Where a line of the material contains the string "name", copy that line.

━━━━━ Given records ━━━━━

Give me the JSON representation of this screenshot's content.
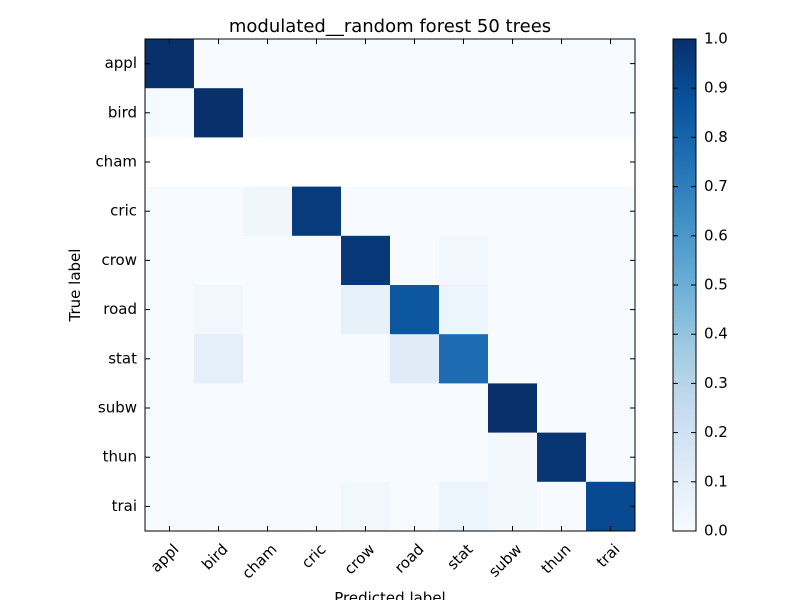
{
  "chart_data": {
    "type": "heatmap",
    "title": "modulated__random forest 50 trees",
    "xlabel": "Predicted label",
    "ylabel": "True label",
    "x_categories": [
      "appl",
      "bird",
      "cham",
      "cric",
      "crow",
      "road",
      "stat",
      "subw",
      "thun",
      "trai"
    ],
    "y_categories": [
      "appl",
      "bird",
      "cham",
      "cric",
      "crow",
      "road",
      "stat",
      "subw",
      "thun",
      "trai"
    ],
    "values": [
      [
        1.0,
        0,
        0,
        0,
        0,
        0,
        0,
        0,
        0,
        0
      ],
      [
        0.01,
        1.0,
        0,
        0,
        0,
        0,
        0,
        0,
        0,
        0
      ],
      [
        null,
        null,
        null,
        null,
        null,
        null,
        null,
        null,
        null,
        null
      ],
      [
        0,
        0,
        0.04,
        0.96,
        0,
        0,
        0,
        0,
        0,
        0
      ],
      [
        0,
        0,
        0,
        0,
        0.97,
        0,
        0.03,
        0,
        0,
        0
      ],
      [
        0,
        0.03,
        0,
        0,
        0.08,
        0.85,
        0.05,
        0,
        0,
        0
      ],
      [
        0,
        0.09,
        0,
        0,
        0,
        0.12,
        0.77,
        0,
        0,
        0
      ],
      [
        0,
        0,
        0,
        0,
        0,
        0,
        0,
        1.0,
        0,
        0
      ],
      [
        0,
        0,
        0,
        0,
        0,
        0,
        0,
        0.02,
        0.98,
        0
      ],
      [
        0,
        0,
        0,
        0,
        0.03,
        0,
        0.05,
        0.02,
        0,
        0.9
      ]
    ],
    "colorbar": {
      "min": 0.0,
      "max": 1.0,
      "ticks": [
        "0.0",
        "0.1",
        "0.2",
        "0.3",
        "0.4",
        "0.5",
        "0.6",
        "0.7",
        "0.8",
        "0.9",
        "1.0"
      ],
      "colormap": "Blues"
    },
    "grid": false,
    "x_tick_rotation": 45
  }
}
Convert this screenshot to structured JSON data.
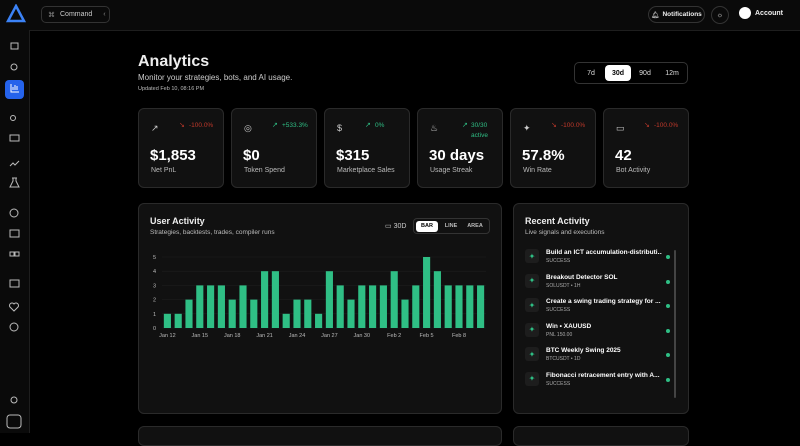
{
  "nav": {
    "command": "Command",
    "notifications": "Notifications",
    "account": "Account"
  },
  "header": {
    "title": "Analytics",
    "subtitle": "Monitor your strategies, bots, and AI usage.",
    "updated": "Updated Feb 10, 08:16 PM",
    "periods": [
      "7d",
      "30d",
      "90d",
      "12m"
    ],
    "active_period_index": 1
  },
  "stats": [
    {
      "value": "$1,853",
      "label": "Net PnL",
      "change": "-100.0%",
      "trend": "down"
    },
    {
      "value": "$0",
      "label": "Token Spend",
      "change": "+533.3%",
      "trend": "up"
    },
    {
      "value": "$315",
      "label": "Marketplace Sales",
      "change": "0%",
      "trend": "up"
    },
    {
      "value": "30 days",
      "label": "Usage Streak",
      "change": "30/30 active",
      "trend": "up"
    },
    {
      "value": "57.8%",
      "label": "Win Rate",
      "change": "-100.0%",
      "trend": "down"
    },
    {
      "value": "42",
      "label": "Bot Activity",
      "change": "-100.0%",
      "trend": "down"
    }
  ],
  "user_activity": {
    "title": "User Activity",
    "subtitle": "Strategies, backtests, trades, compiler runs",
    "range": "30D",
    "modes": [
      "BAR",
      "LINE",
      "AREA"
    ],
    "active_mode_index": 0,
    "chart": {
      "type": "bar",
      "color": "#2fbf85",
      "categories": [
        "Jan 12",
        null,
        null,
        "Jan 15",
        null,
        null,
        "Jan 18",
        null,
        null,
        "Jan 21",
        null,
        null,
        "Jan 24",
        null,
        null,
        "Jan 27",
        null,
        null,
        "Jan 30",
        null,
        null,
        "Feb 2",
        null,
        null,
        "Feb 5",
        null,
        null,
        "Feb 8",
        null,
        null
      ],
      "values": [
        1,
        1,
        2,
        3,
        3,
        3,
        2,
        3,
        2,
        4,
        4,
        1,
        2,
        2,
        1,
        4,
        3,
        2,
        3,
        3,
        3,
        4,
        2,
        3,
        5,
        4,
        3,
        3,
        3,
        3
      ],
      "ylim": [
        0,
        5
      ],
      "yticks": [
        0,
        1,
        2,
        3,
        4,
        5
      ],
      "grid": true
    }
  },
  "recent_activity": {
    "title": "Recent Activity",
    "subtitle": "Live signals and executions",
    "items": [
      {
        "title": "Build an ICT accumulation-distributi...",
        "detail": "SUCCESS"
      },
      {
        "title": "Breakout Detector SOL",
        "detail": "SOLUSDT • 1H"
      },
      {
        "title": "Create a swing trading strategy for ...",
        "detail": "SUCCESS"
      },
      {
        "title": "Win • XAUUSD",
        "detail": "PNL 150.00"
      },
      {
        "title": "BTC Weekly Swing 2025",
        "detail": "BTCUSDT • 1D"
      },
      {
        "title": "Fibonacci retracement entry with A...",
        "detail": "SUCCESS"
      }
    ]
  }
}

━━━━━
━━━━━ Given records ━━━━━

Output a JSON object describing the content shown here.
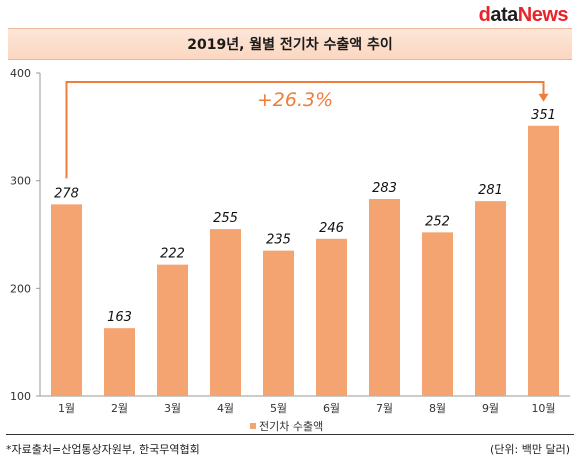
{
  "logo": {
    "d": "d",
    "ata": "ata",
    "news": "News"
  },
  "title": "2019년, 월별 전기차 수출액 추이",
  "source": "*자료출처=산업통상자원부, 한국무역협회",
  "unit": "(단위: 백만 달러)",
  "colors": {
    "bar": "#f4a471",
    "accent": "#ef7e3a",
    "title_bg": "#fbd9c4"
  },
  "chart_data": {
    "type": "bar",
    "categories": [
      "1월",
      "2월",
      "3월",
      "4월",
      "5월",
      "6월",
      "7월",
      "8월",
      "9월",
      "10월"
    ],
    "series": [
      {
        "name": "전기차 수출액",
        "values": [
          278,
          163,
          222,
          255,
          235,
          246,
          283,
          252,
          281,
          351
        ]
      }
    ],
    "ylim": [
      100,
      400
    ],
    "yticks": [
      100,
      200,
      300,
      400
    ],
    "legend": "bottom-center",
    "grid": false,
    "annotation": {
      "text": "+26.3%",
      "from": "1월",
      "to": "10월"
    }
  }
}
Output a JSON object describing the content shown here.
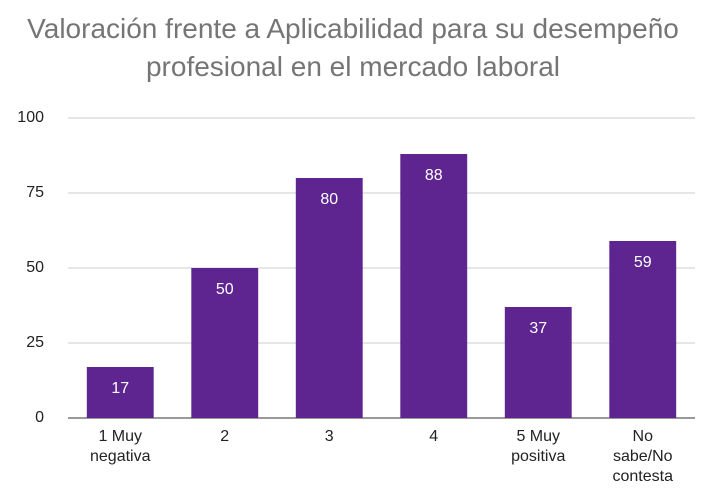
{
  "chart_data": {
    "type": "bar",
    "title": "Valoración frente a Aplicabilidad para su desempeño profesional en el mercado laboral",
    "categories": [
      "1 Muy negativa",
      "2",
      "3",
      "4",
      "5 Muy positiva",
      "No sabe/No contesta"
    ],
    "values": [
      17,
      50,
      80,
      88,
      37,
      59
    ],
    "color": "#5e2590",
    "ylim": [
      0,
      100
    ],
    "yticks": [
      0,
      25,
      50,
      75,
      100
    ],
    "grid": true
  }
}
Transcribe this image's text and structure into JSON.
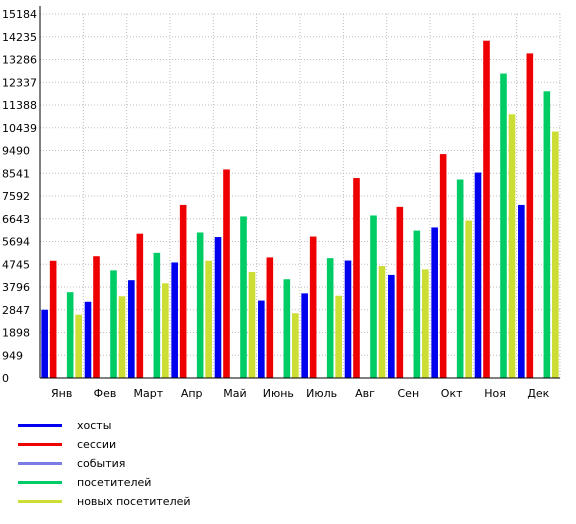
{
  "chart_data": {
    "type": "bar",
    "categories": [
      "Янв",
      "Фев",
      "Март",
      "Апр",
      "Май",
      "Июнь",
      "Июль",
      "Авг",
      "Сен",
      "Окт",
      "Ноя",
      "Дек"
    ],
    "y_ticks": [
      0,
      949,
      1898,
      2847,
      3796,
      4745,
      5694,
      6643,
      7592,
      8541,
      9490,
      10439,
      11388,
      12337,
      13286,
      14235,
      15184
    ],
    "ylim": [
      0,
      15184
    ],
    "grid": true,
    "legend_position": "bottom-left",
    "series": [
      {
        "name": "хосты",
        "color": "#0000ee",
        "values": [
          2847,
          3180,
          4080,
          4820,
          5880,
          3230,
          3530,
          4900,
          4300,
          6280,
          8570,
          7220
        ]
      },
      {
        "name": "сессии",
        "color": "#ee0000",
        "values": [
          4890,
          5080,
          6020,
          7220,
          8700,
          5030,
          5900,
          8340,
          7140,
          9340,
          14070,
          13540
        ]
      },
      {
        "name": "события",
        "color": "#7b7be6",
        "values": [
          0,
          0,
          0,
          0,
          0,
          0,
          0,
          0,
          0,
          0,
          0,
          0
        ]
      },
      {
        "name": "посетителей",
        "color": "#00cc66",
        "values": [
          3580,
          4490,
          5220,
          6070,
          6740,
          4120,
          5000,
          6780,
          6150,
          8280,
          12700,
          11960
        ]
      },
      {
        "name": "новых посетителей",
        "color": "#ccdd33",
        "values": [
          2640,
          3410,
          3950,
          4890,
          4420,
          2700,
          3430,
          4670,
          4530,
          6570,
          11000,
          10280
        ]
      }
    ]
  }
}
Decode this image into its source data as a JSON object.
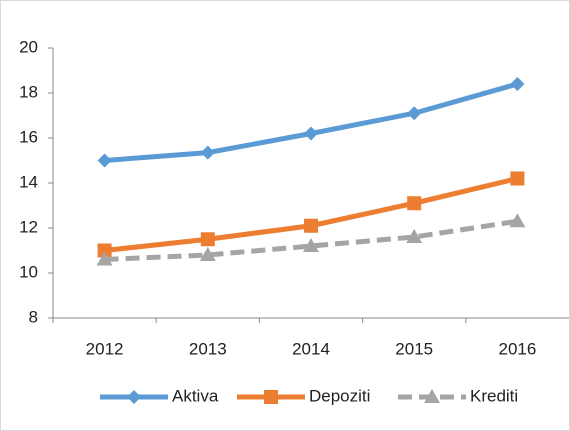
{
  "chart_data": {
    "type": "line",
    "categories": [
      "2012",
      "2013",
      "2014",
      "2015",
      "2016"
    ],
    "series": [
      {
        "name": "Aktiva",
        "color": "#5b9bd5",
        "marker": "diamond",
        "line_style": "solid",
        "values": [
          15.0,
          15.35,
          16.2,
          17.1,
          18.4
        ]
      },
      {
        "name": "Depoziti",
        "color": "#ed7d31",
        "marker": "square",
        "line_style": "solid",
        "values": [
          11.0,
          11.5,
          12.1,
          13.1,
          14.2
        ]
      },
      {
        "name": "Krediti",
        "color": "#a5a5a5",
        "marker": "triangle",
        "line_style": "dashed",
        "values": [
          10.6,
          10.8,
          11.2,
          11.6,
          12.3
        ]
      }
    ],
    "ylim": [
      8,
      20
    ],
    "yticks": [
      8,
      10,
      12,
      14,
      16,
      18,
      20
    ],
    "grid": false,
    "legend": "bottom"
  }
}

━━━━━

### Solved problem
        "name": "전기차 수출액",
        "name": "хосты",
        "name": "сессии",
        "name": "события",
        "name": "посетителей",
        "name": "новых посетителей",
        "name": "Aktiva",
        "name": "Depoziti",
        "name": "Krediti",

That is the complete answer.